• [Things to do]
1. In the post on Jonathan Lethem and Brooklyn, why was Lethem accused of "pulling a Walter O'Malley" when he took the professorship at Pomona College? Answer in one to three sentences.
2. Translate this sentence from the post on Jonathan Lethem and Brooklyn into Spanish: "Lethem, in uprooting himself, was cast simultaneously as the nefarious owner and the team itself."
3. According to the post on Jonathan Lethem and Brooklyn, what did the ad from Lethem's publisher for Chronic City proclaim?

• [Page extract]
Today’s discussion of Jonathan Lethem’s Chronic City comes from guest blogger Martha Nadell, who teaches at Brooklyn College and is at work on a literary history of Brooklyn. She is also the author of the chapter “Writing Brooklyn” in our Cambridge Companion to the Literature of New York.

In the past decade or so, Jonathan Lethem, more than any other novelist of recent years, has come to be considered Brooklyn’s quintessential writer. He is the go-to Brooklyn writer, a familiar presence at the Brooklyn Book Fair, at Brooklyn bookstores, classrooms, and other venues. Lethem, by virtue of two of his novels’ settings and subject matters as well as his own personal history (he grew up in Brooklyn in what is now known as Boerum Hill), has come to stand for Brooklyn’s most recent literary renaissance.

When, in 2010, Lethem accepted the Roy Edward Disney Professorship in Creative Writing at Pomona College, the Brooklyn Paper indicted the “bard of Boerum Hill” on charges of abandoning Brooklyn, while the New York Post reported that one fan tweeted “Hard to imagine Lethemless Brooklyn” and accused him of pulling a Walter O’Malley Think about that for a second. Lethem was so closely aligned with Brooklyn that he was charged with replicating what some see as the greatest betrayal Brooklyn experienced in the twentieth century, O’Malley’s uprooting of the Dodgers to Los Angeles. Lethem, in uprooting himself, was cast simultaneously as the nefarious owner and the team itself.

Lethem’s fictional move to the Upper East Side in Chronic City did not occasion such a strong reaction, but it did cause some local handwringing. The Brooklyn Paper was quite relieved that the novel was a satire, rather than a tribute of that “god-forsaken borough.” And even his publisher got in on the act. According to an article in the Guardian, Lethem’s publisher took out an ad for the novel proclaiming, “Lethem does Manhattan.”

• [Available data]

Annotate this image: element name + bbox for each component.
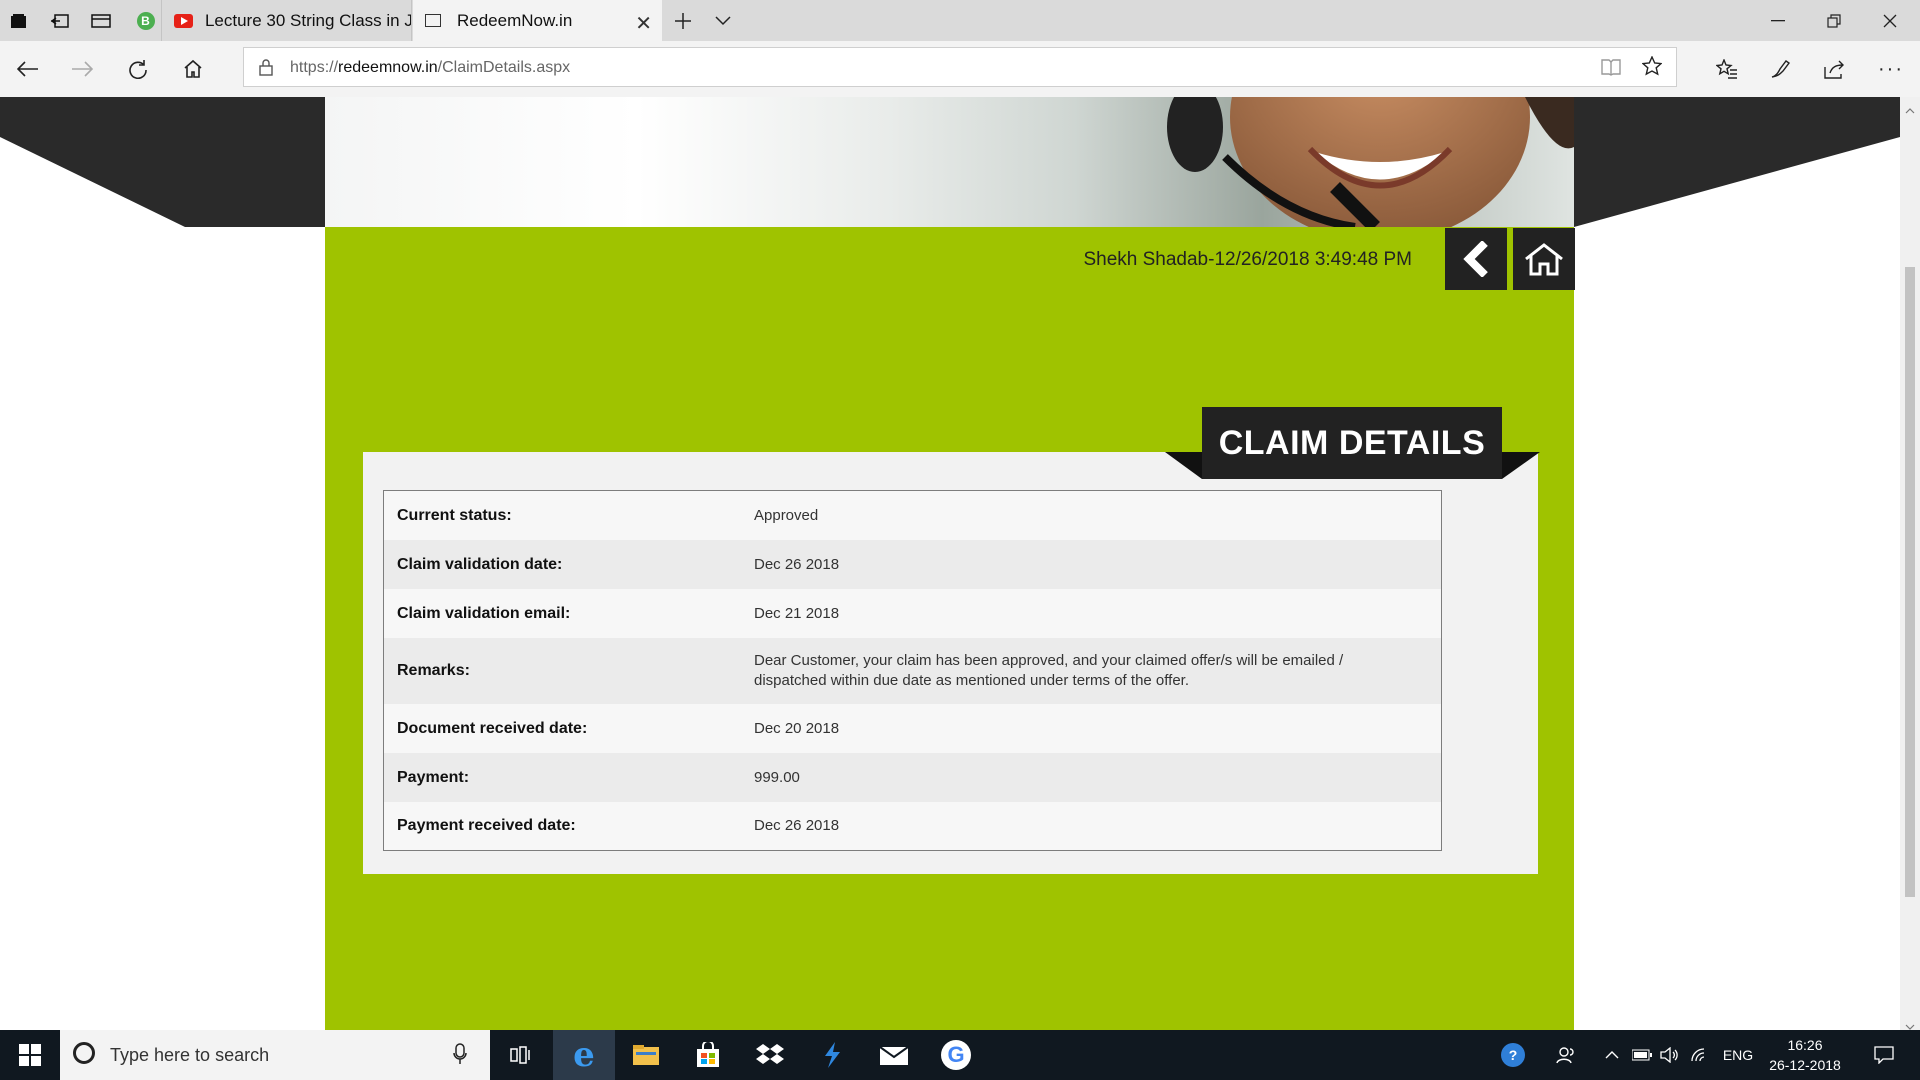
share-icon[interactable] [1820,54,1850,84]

• [Answers per task]
1. Lethem was so closely identified with Brooklyn that his leaving for Pomona was seen as repeating O'Malley's move of the Dodgers to Los Angeles. Some regard that move as Brooklyn's greatest betrayal of the twentieth century. By uprooting himself, Lethem was cast as both the villainous owner and the team.

2. Lethem, al desarraigarse, fue presentado a la vez como el propietario infame y como el propio equipo.

3. "Lethem does Manhattan."